THE REQUEST ▸ Scan the data below for the string "name". Show every line where it turns up.
+++ THE DATA
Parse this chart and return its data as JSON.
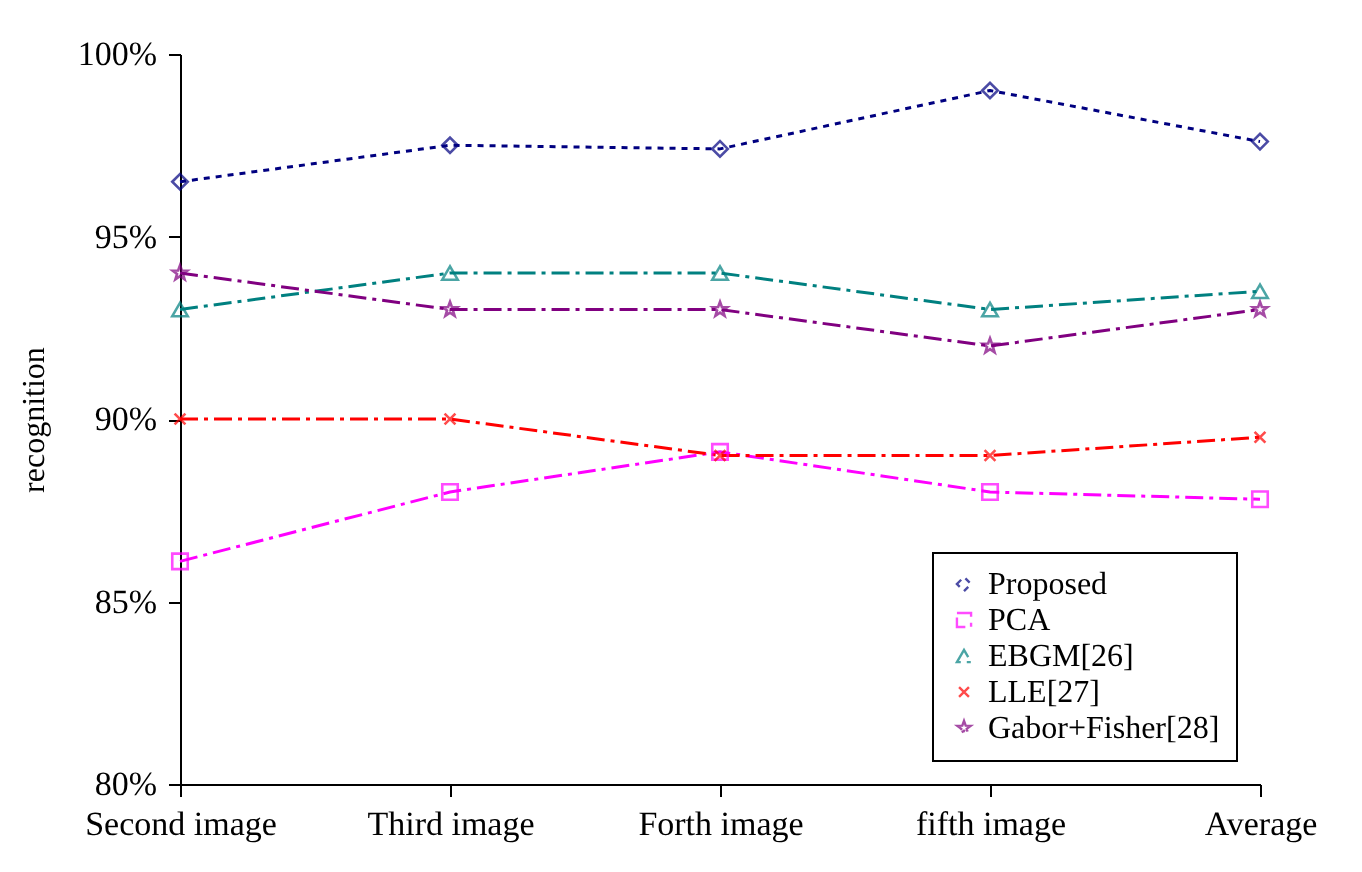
{
  "chart_data": {
    "type": "line",
    "ylabel": "recognition",
    "categories": [
      "Second image",
      "Third image",
      "Forth  image",
      "fifth image",
      "Average"
    ],
    "ylim": [
      80,
      100
    ],
    "yticks": [
      {
        "value": 80,
        "label": "80%"
      },
      {
        "value": 85,
        "label": "85%"
      },
      {
        "value": 90,
        "label": "90%"
      },
      {
        "value": 95,
        "label": "95%"
      },
      {
        "value": 100,
        "label": "100%"
      }
    ],
    "grid": false,
    "legend": "bottom right",
    "series": [
      {
        "name": "Proposed",
        "color": "#000080",
        "marker": "diamond",
        "line_style": "dotted",
        "values": [
          96.5,
          97.5,
          97.4,
          99.0,
          97.6
        ]
      },
      {
        "name": "PCA",
        "color": "#ff00ff",
        "marker": "square",
        "line_style": "dashed",
        "values": [
          86.1,
          88.0,
          89.1,
          88.0,
          87.8
        ]
      },
      {
        "name": "EBGM[26]",
        "color": "#008080",
        "marker": "triangle",
        "line_style": "dashed",
        "values": [
          93.0,
          94.0,
          94.0,
          93.0,
          93.5
        ]
      },
      {
        "name": "LLE[27]",
        "color": "#ff0000",
        "marker": "cross",
        "line_style": "dashed",
        "values": [
          90.0,
          90.0,
          89.0,
          89.0,
          89.5
        ]
      },
      {
        "name": "Gabor+Fisher[28]",
        "color": "#800080",
        "marker": "star",
        "line_style": "dashed",
        "values": [
          94.0,
          93.0,
          93.0,
          92.0,
          93.0
        ]
      }
    ]
  }
}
++++++
SOLVED EXERCISE ▸
        "name": "Proposed",
        "name": "PCA",
        "name": "EBGM[26]",
        "name": "LLE[27]",
        "name": "Gabor+Fisher[28]",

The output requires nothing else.